[Directions] Report every line from the material that contains the word "وسافت".

[Extracted records]
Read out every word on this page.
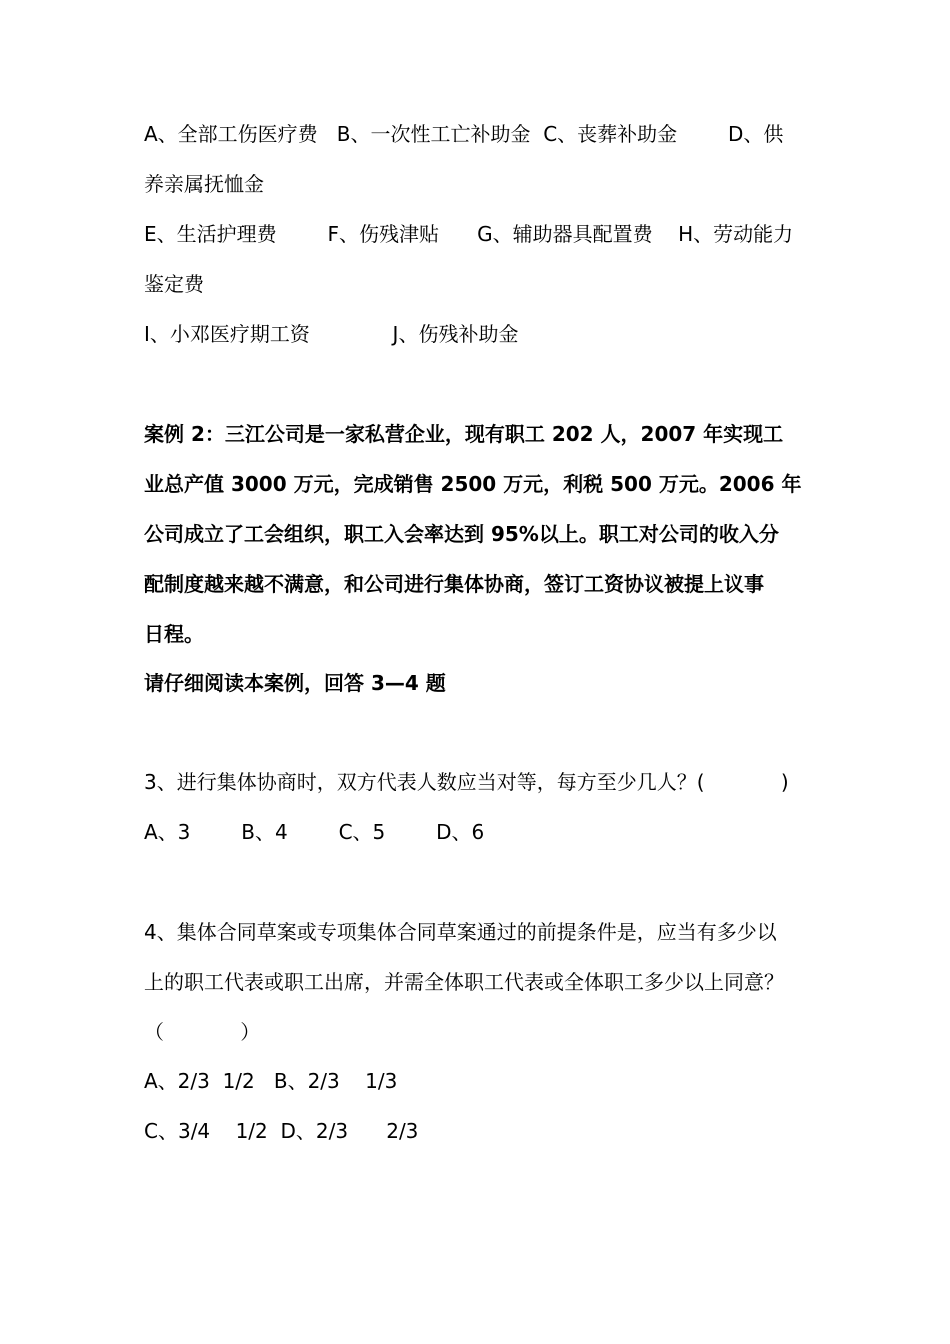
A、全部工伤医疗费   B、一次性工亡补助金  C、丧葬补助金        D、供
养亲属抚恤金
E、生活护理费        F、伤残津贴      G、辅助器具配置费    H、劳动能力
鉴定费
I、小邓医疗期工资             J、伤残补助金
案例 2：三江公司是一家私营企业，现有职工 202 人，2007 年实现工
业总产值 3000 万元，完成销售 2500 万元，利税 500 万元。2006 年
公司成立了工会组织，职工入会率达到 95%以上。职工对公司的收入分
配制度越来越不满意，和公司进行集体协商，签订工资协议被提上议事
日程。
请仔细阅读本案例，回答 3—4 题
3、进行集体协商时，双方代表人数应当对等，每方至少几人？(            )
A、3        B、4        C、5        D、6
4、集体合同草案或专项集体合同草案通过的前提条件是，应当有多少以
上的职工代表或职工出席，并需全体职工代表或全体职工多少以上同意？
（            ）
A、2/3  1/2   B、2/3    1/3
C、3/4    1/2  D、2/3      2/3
--
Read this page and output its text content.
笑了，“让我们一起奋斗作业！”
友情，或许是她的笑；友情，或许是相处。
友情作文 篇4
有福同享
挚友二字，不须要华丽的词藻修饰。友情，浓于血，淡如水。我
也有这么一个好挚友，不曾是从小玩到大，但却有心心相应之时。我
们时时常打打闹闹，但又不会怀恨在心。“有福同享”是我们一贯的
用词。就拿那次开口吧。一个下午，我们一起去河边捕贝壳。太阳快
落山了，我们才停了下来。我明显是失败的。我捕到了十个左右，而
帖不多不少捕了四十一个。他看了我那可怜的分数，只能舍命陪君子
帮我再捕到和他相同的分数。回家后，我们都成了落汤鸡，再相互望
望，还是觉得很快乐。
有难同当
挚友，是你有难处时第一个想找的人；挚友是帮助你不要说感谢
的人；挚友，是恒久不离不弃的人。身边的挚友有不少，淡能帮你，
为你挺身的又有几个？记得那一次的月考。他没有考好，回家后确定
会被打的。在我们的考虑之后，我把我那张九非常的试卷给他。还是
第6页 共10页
==
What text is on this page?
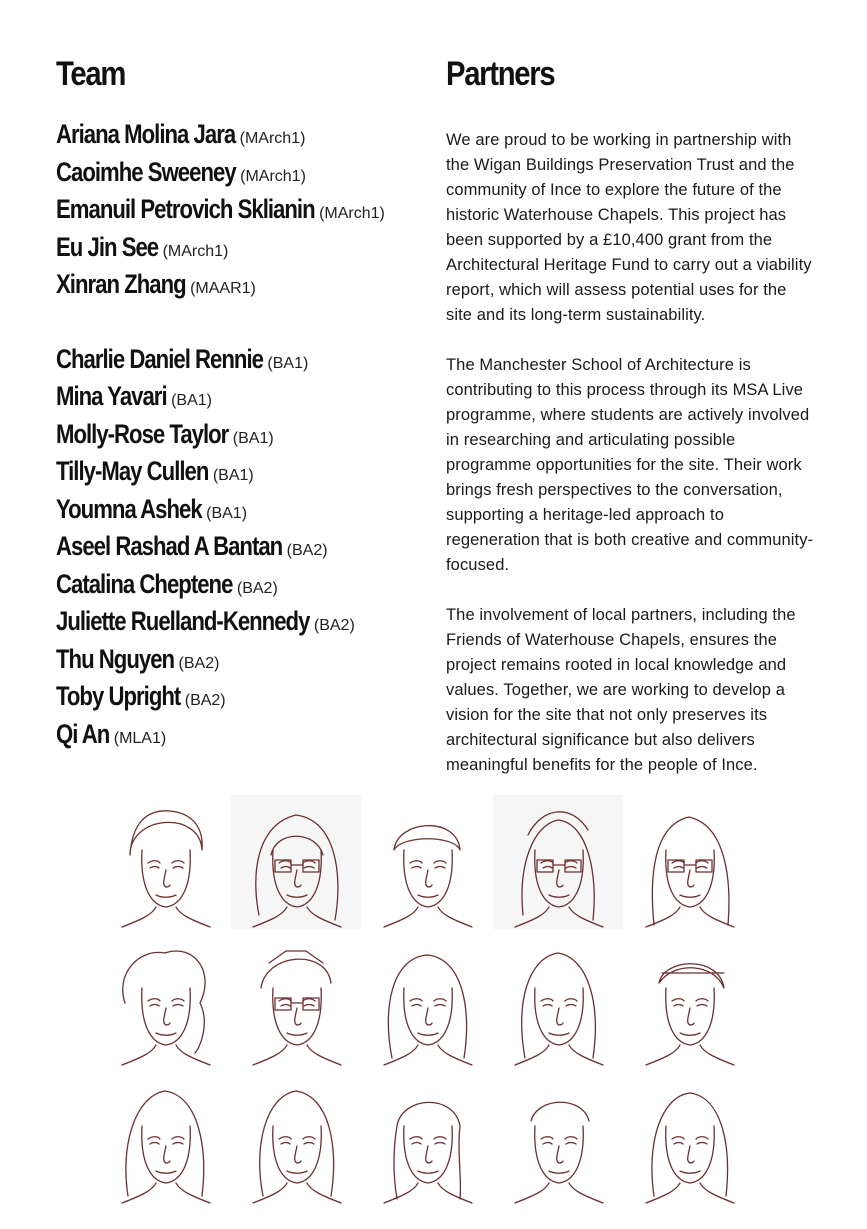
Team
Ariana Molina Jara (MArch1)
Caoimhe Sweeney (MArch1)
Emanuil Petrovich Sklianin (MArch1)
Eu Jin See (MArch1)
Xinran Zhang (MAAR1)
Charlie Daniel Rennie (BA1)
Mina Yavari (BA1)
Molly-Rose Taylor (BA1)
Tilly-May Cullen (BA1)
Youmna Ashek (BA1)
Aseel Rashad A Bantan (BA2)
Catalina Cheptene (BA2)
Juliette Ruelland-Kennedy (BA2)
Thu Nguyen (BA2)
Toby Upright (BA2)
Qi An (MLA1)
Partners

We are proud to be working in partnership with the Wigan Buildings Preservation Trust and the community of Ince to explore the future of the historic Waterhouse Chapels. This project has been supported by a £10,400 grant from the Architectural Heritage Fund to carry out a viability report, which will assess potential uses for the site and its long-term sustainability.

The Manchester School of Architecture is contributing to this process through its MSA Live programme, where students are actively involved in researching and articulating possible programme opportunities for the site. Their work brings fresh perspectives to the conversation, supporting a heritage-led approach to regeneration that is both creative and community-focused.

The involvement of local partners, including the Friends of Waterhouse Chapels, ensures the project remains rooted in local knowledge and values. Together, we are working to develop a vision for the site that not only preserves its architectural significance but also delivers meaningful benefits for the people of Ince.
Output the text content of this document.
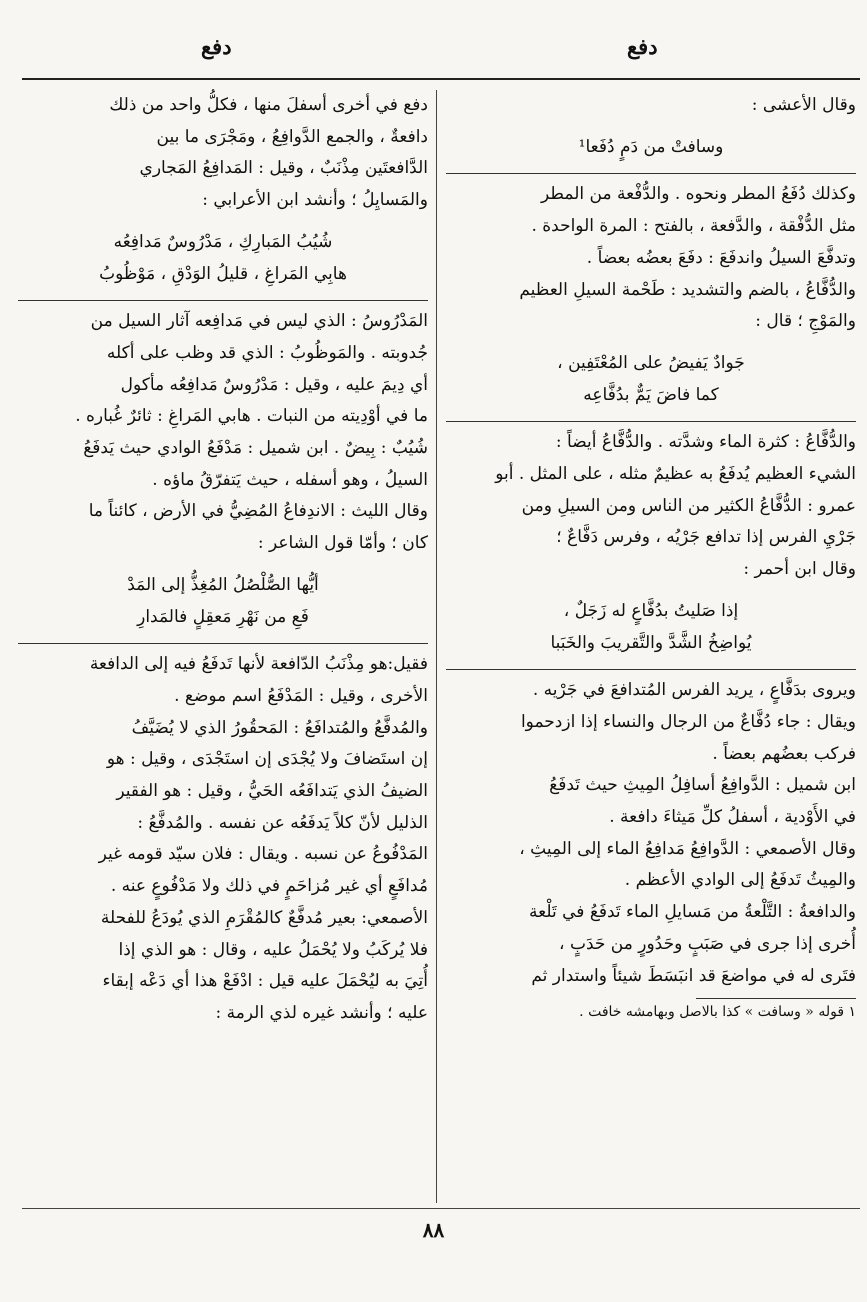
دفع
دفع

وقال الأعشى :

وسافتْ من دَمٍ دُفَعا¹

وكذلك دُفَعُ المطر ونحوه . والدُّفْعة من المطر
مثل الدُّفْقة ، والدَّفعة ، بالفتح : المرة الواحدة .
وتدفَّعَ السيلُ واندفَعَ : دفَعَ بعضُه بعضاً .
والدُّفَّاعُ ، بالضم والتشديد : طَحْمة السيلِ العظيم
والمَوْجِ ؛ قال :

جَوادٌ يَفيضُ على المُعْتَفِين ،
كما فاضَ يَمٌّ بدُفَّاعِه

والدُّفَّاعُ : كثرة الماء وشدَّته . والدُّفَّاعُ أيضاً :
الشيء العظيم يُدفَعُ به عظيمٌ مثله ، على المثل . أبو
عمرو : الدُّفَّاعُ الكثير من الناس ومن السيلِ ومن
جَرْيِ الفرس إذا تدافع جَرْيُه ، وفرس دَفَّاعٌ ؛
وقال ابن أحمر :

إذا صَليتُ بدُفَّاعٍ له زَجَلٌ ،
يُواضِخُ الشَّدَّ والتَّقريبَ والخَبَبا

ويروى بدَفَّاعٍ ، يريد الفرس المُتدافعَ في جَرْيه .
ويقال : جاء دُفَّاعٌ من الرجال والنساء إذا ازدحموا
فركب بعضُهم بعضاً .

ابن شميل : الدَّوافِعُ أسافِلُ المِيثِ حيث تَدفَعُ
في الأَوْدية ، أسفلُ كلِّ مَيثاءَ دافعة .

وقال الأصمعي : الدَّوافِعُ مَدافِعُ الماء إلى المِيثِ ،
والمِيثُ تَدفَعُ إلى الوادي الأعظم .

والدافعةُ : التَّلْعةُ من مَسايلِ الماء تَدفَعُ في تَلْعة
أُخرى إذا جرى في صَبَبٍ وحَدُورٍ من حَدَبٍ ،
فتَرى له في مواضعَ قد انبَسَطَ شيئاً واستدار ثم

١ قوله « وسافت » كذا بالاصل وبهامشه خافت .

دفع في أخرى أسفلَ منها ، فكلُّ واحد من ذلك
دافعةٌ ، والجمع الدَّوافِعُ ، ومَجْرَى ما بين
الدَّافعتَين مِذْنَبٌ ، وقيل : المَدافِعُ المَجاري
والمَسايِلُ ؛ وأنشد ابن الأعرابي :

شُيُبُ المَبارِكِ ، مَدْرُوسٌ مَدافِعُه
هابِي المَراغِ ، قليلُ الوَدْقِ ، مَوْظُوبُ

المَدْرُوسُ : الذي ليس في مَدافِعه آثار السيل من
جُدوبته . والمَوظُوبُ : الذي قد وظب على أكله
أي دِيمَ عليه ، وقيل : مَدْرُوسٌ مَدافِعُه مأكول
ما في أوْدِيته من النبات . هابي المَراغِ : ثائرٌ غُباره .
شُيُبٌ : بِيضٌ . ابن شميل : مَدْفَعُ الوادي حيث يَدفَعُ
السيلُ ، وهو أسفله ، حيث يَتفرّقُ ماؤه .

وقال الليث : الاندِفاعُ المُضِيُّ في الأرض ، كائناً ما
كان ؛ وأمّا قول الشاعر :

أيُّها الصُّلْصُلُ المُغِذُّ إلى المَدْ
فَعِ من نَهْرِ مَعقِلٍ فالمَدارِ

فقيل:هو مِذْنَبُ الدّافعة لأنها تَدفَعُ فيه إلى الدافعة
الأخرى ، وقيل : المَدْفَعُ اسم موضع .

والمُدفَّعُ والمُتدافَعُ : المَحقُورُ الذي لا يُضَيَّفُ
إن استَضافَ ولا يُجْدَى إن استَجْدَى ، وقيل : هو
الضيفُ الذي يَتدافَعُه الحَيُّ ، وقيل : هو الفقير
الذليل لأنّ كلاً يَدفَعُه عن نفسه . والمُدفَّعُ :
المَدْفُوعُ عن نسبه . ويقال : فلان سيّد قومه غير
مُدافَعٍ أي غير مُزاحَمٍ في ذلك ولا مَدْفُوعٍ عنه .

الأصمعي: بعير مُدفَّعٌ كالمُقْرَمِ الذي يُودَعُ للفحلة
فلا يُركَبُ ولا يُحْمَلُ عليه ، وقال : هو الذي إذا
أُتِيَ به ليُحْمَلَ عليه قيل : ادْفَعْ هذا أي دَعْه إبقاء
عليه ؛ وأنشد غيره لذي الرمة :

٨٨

[Final result]
وسافتْ من دَمٍ دُفَعا¹
١ قوله « وسافت » كذا بالاصل وبهامشه خافت .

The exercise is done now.